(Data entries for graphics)
----------------------------------------

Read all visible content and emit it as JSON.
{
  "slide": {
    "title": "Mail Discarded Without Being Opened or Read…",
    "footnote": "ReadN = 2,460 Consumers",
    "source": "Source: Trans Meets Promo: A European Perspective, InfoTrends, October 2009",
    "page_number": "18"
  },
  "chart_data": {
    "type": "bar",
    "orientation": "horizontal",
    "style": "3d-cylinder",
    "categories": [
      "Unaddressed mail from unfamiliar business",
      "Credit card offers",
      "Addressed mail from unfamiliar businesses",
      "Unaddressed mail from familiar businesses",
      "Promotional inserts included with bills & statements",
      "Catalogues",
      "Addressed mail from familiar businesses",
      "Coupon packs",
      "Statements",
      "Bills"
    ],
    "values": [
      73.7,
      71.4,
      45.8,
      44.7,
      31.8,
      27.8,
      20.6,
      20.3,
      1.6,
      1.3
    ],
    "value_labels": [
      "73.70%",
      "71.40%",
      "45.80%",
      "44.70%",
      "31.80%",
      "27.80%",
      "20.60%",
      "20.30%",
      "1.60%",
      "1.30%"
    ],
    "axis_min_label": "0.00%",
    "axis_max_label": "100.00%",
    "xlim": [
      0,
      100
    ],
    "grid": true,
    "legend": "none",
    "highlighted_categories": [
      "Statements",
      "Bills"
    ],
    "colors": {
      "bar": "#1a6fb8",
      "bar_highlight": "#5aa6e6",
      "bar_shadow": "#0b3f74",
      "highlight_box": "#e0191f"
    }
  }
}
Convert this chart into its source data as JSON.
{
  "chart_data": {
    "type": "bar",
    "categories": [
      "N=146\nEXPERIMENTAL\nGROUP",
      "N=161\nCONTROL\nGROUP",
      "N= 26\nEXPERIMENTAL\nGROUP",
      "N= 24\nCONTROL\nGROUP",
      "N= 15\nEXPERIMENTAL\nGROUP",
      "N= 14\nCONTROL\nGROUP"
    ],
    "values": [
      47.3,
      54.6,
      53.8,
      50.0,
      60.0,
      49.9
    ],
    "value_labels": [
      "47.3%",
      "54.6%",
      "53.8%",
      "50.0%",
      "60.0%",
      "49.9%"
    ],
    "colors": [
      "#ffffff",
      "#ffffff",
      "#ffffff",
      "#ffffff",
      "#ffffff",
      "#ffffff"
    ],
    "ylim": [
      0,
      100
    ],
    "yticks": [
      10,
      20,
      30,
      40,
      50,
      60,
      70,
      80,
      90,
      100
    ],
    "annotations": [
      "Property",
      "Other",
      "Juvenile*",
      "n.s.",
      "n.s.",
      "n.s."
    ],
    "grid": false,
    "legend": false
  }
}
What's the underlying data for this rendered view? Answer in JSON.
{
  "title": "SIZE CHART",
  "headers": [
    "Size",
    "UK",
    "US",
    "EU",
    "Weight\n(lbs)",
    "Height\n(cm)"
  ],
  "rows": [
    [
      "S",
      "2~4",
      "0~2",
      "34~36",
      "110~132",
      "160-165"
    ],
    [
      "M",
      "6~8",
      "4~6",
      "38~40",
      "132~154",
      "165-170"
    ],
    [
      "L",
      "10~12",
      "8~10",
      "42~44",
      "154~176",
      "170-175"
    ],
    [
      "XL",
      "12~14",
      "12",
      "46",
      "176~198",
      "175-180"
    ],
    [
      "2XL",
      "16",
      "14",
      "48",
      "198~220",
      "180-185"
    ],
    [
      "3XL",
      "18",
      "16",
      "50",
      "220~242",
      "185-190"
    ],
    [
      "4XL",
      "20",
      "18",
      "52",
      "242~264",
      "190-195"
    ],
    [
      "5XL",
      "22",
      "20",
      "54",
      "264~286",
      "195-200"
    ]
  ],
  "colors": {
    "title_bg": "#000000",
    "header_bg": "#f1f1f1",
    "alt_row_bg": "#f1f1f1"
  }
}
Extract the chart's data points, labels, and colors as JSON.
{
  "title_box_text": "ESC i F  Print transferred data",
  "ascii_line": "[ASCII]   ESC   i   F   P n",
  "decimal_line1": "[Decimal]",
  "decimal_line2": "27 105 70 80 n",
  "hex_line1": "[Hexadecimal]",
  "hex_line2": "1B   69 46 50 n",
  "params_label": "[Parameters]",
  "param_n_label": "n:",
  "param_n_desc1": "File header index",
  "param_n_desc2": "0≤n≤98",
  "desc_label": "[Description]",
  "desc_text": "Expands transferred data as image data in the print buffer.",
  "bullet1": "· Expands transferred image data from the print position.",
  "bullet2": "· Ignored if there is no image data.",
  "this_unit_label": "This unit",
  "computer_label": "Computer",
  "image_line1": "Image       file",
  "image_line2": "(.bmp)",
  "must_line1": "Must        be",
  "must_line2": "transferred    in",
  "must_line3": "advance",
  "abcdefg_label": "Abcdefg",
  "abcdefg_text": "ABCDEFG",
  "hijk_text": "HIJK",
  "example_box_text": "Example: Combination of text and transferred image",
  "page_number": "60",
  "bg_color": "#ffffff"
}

----------------------------------------

> PROBLEM REQUIREMENTS
Copy every line of the listing containing the string "nCONTROL".

> ANSWER BELOW
      "N=161\nCONTROL\nGROUP",
      "N= 24\nCONTROL\nGROUP",
      "N= 14\nCONTROL\nGROUP"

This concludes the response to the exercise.